WORK INSTRUCTIONS:
Only lines holding the word "level" should be copied from the material.

(Records from a collection of figures)
-- begin --
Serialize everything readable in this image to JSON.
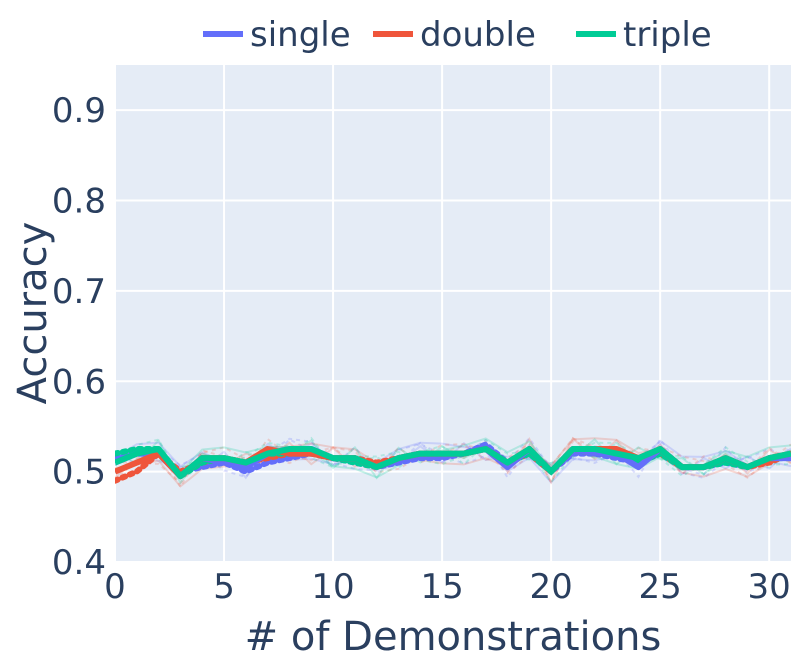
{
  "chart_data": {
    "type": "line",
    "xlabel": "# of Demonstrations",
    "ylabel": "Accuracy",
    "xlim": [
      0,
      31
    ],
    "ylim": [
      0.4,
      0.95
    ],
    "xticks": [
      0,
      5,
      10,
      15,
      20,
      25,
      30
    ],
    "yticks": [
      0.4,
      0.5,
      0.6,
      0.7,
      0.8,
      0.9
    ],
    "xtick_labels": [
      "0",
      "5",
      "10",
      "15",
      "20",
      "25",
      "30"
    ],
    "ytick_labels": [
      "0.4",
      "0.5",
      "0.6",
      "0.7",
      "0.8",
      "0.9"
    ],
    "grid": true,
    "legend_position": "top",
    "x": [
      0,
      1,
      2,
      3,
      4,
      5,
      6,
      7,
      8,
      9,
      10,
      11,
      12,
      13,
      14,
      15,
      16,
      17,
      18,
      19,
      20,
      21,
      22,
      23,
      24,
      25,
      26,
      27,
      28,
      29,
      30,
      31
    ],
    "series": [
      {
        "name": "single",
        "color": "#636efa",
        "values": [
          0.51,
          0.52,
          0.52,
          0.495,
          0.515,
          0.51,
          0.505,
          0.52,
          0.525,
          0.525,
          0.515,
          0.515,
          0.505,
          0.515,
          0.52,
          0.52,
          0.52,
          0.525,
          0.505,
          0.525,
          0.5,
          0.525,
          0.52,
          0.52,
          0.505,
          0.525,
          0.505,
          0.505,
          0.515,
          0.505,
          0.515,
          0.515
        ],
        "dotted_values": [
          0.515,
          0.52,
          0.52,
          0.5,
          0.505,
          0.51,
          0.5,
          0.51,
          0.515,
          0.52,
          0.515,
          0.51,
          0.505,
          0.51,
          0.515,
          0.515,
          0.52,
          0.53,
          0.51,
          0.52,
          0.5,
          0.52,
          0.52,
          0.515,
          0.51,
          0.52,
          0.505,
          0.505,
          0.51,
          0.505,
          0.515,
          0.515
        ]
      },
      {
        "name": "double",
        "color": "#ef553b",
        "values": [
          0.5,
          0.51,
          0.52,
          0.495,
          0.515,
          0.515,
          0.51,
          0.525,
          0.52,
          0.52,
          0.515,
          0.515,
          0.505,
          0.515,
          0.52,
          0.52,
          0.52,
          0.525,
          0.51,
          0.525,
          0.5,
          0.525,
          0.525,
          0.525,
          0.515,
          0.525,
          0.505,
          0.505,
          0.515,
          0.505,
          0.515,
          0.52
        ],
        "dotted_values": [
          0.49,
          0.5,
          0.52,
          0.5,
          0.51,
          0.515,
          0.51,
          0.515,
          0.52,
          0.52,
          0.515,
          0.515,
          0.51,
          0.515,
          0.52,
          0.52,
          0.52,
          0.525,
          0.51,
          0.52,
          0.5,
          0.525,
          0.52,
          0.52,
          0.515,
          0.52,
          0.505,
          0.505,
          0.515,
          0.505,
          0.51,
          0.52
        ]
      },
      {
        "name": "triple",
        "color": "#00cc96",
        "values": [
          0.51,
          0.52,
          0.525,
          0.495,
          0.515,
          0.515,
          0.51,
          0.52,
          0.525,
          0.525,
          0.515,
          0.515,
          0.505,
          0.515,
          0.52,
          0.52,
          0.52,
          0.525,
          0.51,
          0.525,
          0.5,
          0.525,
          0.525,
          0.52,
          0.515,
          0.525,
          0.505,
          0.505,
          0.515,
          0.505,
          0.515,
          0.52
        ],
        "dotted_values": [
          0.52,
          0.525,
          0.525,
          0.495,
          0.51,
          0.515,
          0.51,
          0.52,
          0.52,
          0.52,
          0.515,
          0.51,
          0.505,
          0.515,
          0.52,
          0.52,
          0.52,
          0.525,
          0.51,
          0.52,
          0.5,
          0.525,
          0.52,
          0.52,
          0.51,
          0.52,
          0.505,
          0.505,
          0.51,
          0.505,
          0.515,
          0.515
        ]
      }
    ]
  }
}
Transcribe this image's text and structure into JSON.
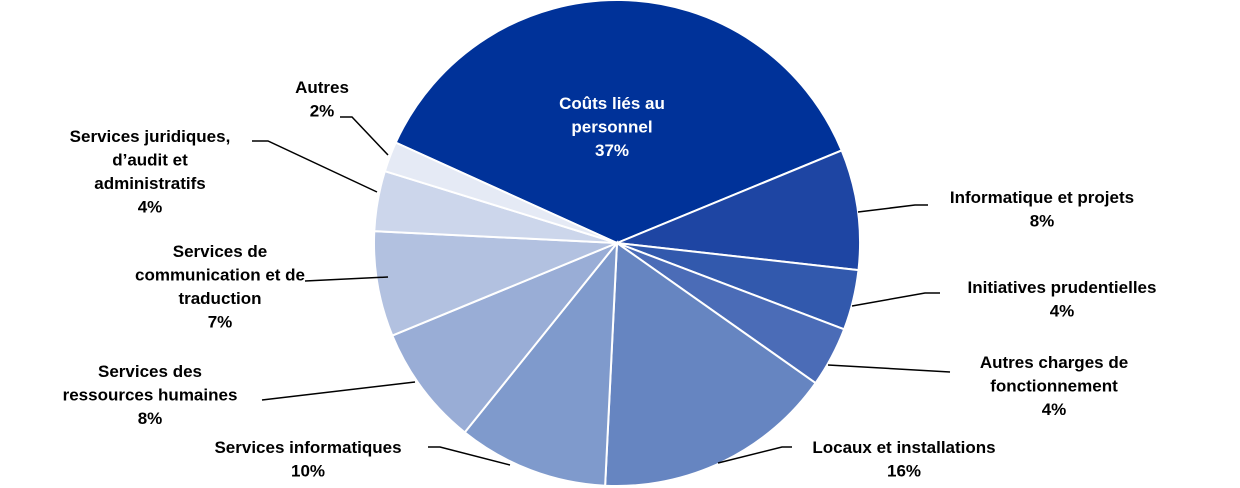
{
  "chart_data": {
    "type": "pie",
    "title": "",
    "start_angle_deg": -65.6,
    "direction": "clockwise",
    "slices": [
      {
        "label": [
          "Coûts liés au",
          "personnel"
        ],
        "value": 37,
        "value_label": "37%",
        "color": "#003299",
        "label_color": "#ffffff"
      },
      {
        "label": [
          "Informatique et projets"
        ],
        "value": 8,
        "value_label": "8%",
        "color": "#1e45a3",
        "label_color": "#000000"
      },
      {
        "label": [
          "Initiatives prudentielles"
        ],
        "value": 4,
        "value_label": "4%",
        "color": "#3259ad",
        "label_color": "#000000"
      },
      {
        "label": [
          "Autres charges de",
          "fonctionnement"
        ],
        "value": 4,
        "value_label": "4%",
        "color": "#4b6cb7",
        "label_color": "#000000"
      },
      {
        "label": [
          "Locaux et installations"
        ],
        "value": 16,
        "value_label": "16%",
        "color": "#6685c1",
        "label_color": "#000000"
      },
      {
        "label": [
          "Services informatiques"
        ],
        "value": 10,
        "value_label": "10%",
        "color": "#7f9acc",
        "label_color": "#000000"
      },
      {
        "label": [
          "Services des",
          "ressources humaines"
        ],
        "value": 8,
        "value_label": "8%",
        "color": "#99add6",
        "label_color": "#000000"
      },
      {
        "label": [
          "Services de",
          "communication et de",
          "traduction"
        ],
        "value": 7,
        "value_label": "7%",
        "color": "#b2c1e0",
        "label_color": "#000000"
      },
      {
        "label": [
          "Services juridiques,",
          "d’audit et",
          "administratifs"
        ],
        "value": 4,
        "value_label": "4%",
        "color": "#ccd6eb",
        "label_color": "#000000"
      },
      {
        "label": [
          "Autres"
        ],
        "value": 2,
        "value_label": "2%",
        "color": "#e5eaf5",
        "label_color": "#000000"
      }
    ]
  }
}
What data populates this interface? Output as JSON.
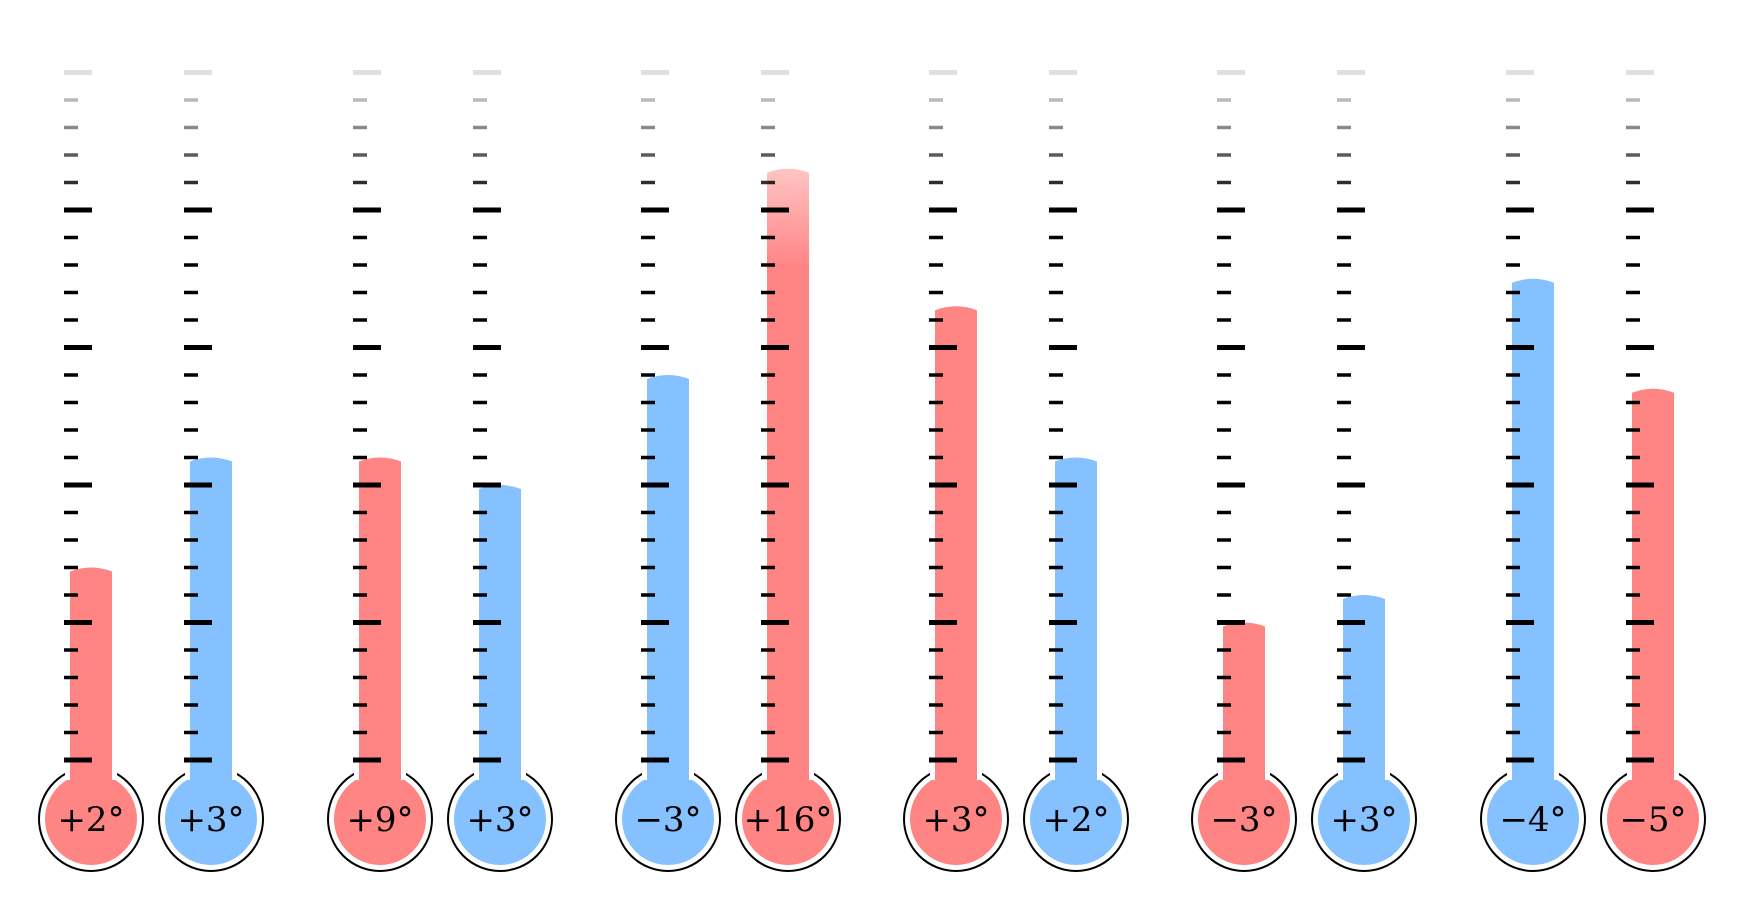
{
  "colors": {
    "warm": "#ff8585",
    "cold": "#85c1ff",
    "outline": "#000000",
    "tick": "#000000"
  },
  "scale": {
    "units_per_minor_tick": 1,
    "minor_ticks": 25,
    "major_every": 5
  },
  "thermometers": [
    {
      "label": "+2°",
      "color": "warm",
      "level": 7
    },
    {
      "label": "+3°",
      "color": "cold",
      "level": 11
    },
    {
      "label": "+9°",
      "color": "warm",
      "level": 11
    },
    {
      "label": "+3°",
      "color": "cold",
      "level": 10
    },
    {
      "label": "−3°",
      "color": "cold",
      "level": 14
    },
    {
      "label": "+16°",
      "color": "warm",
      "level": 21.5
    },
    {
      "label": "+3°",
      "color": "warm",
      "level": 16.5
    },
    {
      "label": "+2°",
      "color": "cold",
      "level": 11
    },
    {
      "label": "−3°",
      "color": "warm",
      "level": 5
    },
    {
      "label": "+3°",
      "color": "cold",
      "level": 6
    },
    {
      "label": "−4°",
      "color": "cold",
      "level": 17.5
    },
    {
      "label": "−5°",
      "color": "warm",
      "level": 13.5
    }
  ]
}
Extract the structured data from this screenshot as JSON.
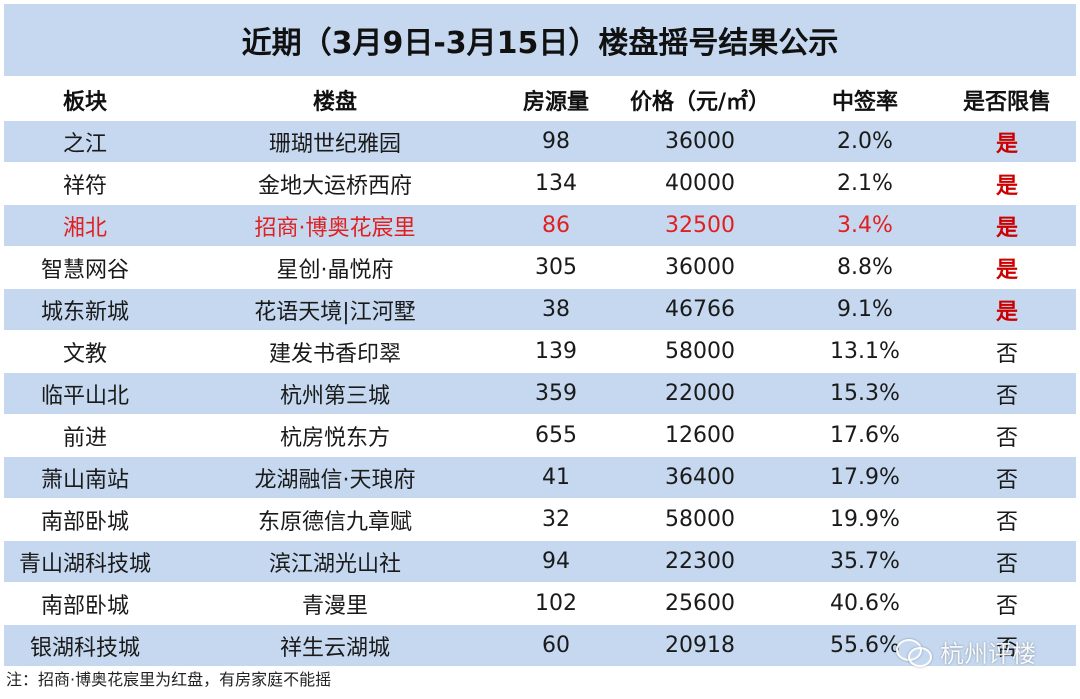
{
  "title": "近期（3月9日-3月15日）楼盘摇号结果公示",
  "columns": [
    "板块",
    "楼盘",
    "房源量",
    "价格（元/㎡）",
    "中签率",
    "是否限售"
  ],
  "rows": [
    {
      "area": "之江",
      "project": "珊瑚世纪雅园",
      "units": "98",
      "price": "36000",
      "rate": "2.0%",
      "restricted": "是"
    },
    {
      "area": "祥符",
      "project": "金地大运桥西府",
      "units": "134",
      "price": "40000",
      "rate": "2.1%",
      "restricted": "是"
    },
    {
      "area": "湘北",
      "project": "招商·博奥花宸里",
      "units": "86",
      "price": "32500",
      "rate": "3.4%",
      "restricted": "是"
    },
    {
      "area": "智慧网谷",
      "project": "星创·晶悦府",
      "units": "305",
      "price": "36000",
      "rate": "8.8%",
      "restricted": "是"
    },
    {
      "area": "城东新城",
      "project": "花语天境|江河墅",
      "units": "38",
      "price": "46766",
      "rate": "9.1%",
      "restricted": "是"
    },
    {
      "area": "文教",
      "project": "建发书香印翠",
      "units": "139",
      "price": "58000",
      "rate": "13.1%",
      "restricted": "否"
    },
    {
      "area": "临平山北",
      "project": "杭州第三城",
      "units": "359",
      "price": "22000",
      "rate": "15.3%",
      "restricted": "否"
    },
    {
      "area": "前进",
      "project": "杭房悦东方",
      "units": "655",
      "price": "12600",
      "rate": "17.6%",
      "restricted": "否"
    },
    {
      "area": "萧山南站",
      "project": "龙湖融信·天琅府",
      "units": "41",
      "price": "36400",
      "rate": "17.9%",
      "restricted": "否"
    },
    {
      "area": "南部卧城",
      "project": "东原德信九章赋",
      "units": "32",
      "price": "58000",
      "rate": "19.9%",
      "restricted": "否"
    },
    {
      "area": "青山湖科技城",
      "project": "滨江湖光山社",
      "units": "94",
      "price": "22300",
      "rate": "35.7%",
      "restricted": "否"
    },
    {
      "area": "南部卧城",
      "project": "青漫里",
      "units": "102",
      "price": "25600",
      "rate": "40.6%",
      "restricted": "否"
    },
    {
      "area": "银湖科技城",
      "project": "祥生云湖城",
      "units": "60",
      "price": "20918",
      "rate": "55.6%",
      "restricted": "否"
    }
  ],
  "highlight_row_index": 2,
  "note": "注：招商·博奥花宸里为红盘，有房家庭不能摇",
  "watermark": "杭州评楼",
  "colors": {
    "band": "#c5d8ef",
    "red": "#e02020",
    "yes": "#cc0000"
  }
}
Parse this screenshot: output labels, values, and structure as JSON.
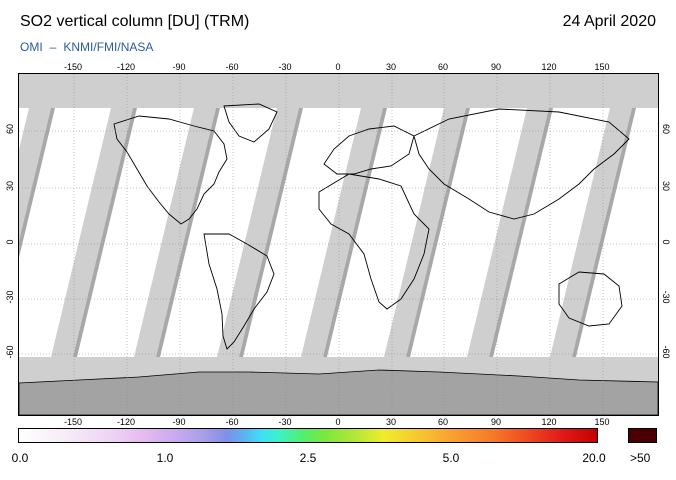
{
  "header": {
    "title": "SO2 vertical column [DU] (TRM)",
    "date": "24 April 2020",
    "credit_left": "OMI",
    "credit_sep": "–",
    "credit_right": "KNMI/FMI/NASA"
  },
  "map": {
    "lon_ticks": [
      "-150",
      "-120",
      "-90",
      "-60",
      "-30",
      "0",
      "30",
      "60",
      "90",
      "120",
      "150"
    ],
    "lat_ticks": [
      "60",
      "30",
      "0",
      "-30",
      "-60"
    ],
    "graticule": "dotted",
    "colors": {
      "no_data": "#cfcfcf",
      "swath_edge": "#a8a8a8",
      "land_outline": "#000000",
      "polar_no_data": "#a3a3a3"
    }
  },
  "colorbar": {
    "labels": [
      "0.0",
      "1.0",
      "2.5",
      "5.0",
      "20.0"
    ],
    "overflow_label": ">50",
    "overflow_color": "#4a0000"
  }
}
-- end --
ANSWER:
      "level": 7
      "level": 11
      "level": 11
      "level": 10
      "level": 14
      "level": 21.5
      "level": 16.5
      "level": 11
      "level": 5
      "level": 6
      "level": 17.5
      "level": 13.5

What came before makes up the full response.